<<<<

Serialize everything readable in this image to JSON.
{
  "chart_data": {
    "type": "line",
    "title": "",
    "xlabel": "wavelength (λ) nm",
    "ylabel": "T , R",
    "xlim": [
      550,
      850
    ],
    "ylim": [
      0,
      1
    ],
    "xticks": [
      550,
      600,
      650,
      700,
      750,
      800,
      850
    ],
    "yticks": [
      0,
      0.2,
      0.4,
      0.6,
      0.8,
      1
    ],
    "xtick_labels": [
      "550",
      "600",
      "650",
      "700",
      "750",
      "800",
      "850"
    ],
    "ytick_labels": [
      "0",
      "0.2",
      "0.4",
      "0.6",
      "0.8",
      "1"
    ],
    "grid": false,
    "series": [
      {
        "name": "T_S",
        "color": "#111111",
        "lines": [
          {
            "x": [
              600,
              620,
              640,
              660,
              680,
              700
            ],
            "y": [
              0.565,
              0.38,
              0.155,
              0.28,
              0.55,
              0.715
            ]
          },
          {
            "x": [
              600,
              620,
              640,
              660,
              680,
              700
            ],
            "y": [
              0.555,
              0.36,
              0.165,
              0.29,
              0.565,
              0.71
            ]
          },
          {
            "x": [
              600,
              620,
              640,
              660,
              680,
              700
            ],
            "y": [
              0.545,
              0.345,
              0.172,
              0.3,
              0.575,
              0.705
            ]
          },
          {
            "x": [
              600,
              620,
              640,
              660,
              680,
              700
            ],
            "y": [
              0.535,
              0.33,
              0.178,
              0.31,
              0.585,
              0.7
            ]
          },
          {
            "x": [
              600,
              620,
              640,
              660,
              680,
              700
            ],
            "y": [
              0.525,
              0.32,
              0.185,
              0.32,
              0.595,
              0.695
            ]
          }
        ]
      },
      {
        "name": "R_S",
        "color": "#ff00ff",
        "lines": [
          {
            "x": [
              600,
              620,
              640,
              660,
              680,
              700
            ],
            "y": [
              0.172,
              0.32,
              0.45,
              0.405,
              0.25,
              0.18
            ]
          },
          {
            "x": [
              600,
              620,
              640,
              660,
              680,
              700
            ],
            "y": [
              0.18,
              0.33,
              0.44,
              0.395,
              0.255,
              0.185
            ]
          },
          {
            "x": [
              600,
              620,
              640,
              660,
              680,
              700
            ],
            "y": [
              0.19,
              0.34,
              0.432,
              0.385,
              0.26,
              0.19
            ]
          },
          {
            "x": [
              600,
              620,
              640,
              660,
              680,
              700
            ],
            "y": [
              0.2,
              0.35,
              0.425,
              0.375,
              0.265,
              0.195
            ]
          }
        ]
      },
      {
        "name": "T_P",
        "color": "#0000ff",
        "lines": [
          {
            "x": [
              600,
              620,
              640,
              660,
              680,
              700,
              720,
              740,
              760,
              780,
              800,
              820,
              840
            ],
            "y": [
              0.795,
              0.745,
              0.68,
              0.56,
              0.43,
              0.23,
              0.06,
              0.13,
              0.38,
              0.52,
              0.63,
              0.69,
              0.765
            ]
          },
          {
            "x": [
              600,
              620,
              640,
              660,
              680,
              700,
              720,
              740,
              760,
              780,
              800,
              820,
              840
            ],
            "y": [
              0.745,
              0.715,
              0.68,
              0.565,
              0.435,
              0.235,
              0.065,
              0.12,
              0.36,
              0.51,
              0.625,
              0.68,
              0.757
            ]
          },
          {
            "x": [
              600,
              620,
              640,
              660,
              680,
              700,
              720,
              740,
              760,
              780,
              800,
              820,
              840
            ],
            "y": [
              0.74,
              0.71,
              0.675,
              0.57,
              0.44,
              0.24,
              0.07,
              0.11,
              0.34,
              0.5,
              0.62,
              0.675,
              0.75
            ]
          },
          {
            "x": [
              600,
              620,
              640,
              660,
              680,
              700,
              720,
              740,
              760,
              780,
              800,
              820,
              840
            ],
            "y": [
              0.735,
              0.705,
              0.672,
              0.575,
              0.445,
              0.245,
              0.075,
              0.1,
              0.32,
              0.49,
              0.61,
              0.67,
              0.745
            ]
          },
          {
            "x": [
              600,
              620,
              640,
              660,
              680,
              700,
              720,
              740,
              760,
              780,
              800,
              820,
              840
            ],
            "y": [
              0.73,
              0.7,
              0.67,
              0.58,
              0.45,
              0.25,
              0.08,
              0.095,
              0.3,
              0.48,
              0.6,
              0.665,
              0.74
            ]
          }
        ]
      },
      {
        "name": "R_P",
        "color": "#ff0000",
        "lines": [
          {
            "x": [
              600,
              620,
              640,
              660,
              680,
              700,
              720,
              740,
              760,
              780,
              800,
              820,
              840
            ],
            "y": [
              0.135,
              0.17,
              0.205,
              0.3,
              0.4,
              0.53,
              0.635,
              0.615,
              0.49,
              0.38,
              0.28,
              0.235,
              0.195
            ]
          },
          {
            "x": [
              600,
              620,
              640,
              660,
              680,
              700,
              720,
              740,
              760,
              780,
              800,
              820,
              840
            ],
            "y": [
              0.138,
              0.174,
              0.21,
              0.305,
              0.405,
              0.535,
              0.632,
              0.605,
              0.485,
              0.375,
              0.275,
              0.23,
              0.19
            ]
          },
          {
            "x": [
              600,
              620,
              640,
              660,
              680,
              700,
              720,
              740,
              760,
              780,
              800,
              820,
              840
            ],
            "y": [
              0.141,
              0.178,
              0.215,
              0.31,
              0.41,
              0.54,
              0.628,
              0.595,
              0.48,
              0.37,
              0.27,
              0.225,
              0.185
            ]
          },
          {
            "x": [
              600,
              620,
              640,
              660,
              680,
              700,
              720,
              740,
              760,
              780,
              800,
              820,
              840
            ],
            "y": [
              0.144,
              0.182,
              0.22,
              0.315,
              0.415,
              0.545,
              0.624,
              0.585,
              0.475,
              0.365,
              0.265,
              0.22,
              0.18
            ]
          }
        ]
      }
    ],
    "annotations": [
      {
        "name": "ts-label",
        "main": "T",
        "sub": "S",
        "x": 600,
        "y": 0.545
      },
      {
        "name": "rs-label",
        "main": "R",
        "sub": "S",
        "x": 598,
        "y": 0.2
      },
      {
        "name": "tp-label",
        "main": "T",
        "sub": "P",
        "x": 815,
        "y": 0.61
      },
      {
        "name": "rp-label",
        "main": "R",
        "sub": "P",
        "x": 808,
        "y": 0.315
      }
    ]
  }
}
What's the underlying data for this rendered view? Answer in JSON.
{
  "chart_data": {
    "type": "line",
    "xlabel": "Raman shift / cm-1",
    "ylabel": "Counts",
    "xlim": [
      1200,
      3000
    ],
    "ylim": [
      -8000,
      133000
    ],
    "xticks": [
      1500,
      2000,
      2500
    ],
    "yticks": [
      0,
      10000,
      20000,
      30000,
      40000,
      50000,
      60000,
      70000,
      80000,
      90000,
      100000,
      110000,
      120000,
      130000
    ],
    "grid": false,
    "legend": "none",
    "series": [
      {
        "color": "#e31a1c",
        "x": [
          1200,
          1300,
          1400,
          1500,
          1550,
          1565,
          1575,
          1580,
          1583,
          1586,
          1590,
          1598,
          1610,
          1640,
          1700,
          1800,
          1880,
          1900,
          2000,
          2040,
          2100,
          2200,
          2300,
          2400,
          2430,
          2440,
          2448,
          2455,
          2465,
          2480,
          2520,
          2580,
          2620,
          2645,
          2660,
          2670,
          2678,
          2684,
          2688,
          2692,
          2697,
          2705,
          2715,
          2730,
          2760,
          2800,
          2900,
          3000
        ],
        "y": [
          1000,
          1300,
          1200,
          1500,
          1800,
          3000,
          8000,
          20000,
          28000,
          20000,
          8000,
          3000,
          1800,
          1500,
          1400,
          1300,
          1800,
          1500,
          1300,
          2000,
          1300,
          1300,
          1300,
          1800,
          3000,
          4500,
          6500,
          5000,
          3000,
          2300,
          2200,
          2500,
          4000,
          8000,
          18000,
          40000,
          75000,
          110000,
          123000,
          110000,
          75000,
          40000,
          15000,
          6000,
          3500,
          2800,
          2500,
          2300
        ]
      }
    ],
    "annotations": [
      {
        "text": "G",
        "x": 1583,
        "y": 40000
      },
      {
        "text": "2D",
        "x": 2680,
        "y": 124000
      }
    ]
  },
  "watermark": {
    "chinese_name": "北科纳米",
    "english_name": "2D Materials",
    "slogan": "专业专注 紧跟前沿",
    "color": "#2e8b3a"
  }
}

>>>>

● WHAT NEEDS TO BE DONE
In the entries above, how many lines contain the word "xlabel"? Answer with the number only.

● RESULT FOR THIS EXERCISE
2